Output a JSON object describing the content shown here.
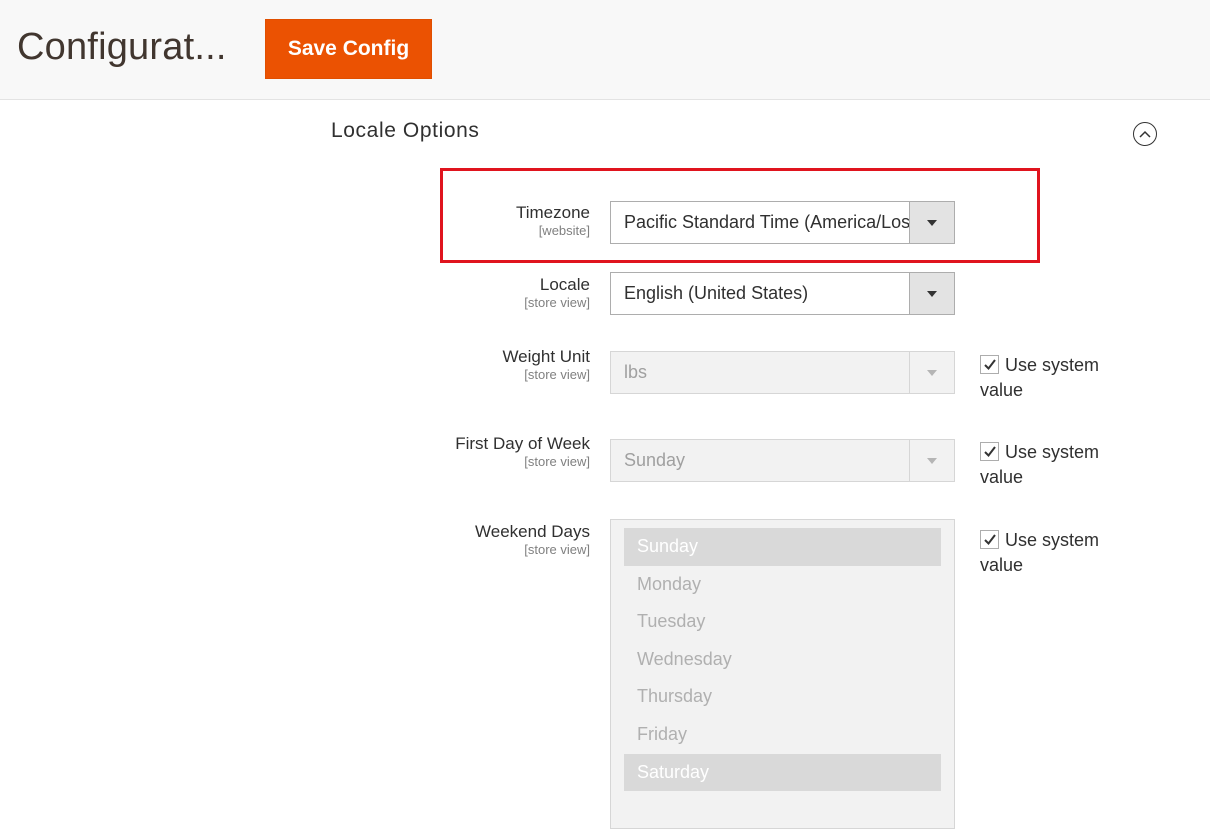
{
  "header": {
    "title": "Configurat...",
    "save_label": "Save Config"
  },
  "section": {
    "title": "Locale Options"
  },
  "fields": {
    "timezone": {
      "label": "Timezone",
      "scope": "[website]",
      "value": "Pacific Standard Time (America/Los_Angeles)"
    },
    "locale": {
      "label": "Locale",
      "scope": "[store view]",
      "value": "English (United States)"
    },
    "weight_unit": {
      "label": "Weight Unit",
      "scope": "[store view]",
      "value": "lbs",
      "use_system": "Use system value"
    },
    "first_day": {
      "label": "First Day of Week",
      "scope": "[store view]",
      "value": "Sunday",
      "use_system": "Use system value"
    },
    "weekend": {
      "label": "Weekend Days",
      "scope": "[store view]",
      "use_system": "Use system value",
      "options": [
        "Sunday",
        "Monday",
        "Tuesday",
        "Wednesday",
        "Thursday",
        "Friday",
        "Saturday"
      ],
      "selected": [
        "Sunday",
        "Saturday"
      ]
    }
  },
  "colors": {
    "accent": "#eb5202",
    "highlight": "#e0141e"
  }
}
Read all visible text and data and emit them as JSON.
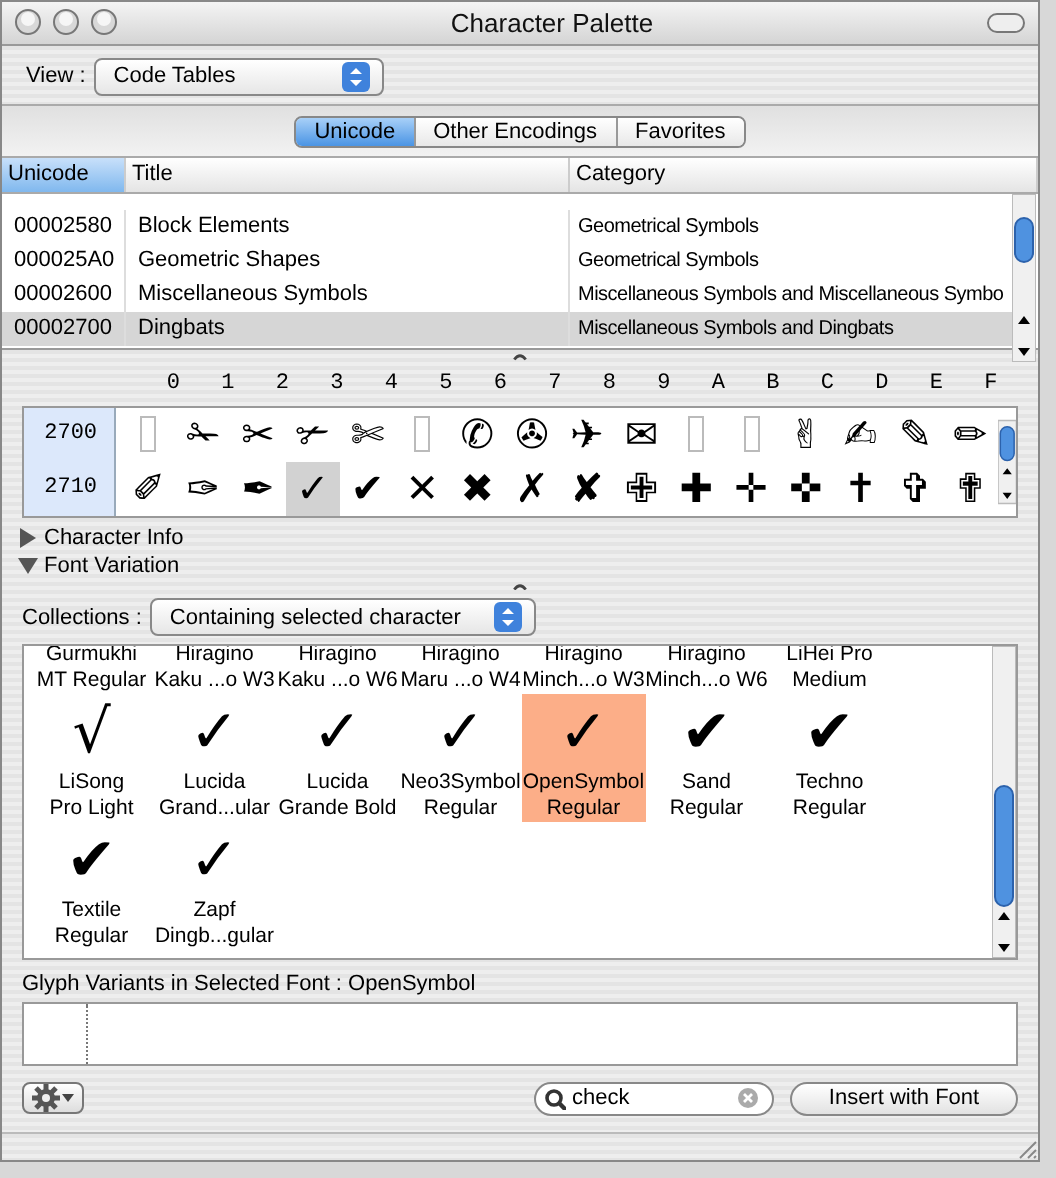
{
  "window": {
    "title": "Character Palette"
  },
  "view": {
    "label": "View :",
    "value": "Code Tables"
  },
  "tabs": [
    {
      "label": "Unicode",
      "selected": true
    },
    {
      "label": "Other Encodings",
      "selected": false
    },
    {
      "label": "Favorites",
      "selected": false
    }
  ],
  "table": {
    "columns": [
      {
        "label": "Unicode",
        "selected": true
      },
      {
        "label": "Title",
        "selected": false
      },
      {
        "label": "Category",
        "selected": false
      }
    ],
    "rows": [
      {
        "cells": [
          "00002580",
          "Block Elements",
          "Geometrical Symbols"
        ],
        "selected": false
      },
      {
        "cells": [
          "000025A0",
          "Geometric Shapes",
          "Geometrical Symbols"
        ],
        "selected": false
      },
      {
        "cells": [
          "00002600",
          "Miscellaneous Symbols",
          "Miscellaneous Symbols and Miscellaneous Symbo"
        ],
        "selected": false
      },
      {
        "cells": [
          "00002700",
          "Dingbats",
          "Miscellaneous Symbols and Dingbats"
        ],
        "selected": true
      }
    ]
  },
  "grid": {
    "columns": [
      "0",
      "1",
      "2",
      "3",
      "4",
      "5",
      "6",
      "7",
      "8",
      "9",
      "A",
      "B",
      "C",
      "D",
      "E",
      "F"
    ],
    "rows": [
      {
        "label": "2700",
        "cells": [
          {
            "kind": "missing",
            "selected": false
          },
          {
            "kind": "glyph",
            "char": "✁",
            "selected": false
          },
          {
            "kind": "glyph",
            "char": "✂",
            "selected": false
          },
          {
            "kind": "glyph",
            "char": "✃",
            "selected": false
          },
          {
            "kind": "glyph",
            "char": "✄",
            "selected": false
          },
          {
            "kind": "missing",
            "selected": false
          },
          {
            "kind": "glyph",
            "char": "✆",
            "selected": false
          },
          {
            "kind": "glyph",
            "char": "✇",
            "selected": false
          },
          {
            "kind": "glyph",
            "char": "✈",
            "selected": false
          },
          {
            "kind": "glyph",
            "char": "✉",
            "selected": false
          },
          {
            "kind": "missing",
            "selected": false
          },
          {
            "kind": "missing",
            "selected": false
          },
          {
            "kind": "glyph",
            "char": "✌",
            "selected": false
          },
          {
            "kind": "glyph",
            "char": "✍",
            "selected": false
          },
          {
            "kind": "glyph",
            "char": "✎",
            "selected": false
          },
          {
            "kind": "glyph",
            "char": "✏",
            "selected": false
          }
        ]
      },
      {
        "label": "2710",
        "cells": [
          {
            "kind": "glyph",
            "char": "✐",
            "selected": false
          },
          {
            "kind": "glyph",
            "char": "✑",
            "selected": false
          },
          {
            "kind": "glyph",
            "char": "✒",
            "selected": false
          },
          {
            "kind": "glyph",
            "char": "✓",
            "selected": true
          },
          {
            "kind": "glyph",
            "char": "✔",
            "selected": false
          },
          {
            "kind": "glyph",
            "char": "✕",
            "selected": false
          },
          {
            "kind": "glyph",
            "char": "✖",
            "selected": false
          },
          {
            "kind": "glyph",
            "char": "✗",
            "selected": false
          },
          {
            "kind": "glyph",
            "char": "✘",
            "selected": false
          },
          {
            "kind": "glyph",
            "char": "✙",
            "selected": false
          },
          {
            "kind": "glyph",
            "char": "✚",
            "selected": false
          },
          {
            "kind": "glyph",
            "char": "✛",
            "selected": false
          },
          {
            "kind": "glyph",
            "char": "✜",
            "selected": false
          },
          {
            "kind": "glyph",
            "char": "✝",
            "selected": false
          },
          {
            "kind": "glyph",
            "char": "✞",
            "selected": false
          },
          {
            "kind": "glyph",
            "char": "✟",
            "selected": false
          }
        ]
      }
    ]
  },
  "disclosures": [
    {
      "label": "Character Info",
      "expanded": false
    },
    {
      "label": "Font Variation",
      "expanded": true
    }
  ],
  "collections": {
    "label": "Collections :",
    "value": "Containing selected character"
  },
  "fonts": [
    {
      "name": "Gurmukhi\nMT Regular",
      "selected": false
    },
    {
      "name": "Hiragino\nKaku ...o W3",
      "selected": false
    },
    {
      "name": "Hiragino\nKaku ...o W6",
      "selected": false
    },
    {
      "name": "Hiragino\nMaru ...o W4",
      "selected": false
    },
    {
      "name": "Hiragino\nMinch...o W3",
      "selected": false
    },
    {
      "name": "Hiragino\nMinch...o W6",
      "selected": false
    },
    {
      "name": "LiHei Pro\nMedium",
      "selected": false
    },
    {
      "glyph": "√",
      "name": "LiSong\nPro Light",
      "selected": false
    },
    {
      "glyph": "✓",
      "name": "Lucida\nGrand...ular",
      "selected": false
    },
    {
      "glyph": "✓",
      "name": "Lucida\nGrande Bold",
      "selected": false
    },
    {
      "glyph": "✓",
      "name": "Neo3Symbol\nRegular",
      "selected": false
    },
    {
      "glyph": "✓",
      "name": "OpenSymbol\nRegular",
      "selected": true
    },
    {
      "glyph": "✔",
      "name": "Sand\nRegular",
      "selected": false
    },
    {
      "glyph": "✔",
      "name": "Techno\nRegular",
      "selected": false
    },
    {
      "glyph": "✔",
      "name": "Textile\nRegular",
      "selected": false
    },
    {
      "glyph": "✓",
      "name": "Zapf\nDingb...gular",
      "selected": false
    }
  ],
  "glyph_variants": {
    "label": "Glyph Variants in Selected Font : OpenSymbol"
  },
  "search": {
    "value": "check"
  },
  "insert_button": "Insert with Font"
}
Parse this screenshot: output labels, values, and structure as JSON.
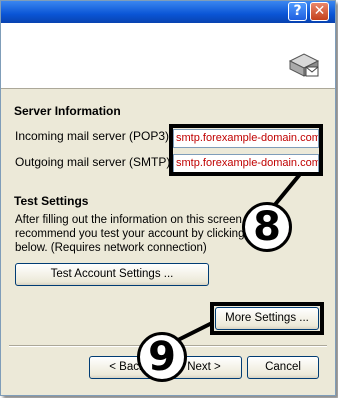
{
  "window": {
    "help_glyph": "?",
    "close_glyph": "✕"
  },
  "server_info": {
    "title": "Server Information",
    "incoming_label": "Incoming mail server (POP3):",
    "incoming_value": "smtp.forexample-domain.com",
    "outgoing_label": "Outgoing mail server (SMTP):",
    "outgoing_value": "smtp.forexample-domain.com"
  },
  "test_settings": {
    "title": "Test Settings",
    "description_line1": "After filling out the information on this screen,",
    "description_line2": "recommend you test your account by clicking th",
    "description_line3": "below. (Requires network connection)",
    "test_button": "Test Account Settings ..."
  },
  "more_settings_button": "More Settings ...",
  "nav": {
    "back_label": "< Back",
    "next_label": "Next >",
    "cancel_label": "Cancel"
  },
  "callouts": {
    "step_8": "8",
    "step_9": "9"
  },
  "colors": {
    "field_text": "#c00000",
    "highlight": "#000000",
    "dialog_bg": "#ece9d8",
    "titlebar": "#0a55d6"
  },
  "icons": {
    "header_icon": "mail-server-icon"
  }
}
****************************************
Write out exactly the lines from the one containing "Parse this screenshot: output" to the last line of the records above, both included, and leave out any pictures.

Exercise result:
Parse this screenshot: output labels, values, and structure as JSON.
{
  "window": {
    "help_glyph": "?",
    "close_glyph": "✕"
  },
  "server_info": {
    "title": "Server Information",
    "incoming_label": "Incoming mail server (POP3):",
    "incoming_value": "smtp.forexample-domain.com",
    "outgoing_label": "Outgoing mail server (SMTP):",
    "outgoing_value": "smtp.forexample-domain.com"
  },
  "test_settings": {
    "title": "Test Settings",
    "description_line1": "After filling out the information on this screen,",
    "description_line2": "recommend you test your account by clicking th",
    "description_line3": "below. (Requires network connection)",
    "test_button": "Test Account Settings ..."
  },
  "more_settings_button": "More Settings ...",
  "nav": {
    "back_label": "< Back",
    "next_label": "Next >",
    "cancel_label": "Cancel"
  },
  "callouts": {
    "step_8": "8",
    "step_9": "9"
  },
  "colors": {
    "field_text": "#c00000",
    "highlight": "#000000",
    "dialog_bg": "#ece9d8",
    "titlebar": "#0a55d6"
  },
  "icons": {
    "header_icon": "mail-server-icon"
  }
}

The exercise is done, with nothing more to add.